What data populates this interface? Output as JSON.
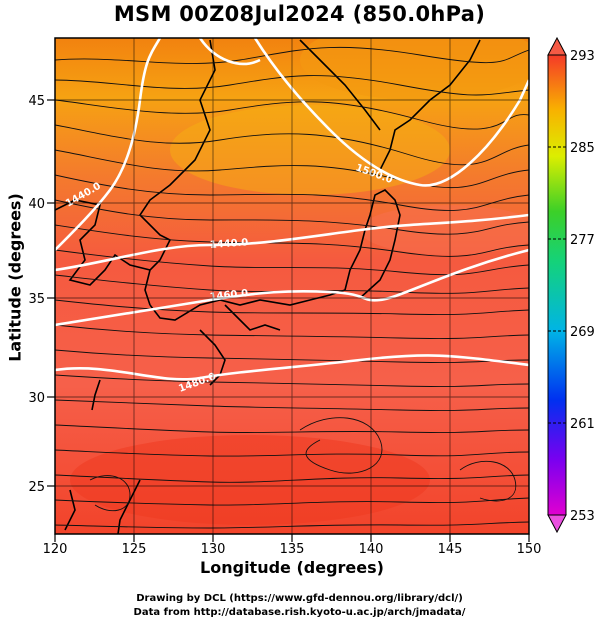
{
  "title": "MSM 00Z08Jul2024 (850.0hPa)",
  "axes": {
    "xlabel": "Longitude (degrees)",
    "ylabel": "Latitude  (degrees)",
    "xlim": [
      120,
      150
    ],
    "ylim": [
      22.4,
      47.6
    ],
    "x_ticks": [
      "120",
      "125",
      "130",
      "135",
      "140",
      "145",
      "150"
    ],
    "y_ticks": [
      "25",
      "30",
      "35",
      "40",
      "45"
    ]
  },
  "colorbar": {
    "range": [
      253,
      293
    ],
    "labels": [
      "293",
      "285",
      "277",
      "269",
      "261",
      "253"
    ]
  },
  "contours": [
    {
      "label": "1440.0"
    },
    {
      "label": "1500.0"
    },
    {
      "label": "1440.0"
    },
    {
      "label": "1460.0"
    },
    {
      "label": "1480.0"
    }
  ],
  "credits": {
    "line1": "Drawing by DCL (https://www.gfd-dennou.org/library/dcl/)",
    "line2": "Data from http://database.rish.kyoto-u.ac.jp/arch/jmadata/"
  },
  "colors": {
    "warm_north": "#f5a011",
    "warm_mid": "#f76b3c",
    "warm_south": "#f74a2a",
    "contour": "#ffffff",
    "streamline": "#111111",
    "coast": "#000000"
  }
}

※ ※ ※

> [Exercise prompt]: Set down the records in full and exactly. Do not carry over any image.

> [Exercise response]:
What data populates this interface? Output as JSON.
{
  "title": "MSM 00Z08Jul2024 (850.0hPa)",
  "axes": {
    "xlabel": "Longitude (degrees)",
    "ylabel": "Latitude  (degrees)",
    "xlim": [
      120,
      150
    ],
    "ylim": [
      22.4,
      47.6
    ],
    "x_ticks": [
      "120",
      "125",
      "130",
      "135",
      "140",
      "145",
      "150"
    ],
    "y_ticks": [
      "25",
      "30",
      "35",
      "40",
      "45"
    ]
  },
  "colorbar": {
    "range": [
      253,
      293
    ],
    "labels": [
      "293",
      "285",
      "277",
      "269",
      "261",
      "253"
    ]
  },
  "contours": [
    {
      "label": "1440.0"
    },
    {
      "label": "1500.0"
    },
    {
      "label": "1440.0"
    },
    {
      "label": "1460.0"
    },
    {
      "label": "1480.0"
    }
  ],
  "credits": {
    "line1": "Drawing by DCL (https://www.gfd-dennou.org/library/dcl/)",
    "line2": "Data from http://database.rish.kyoto-u.ac.jp/arch/jmadata/"
  },
  "colors": {
    "warm_north": "#f5a011",
    "warm_mid": "#f76b3c",
    "warm_south": "#f74a2a",
    "contour": "#ffffff",
    "streamline": "#111111",
    "coast": "#000000"
  }
}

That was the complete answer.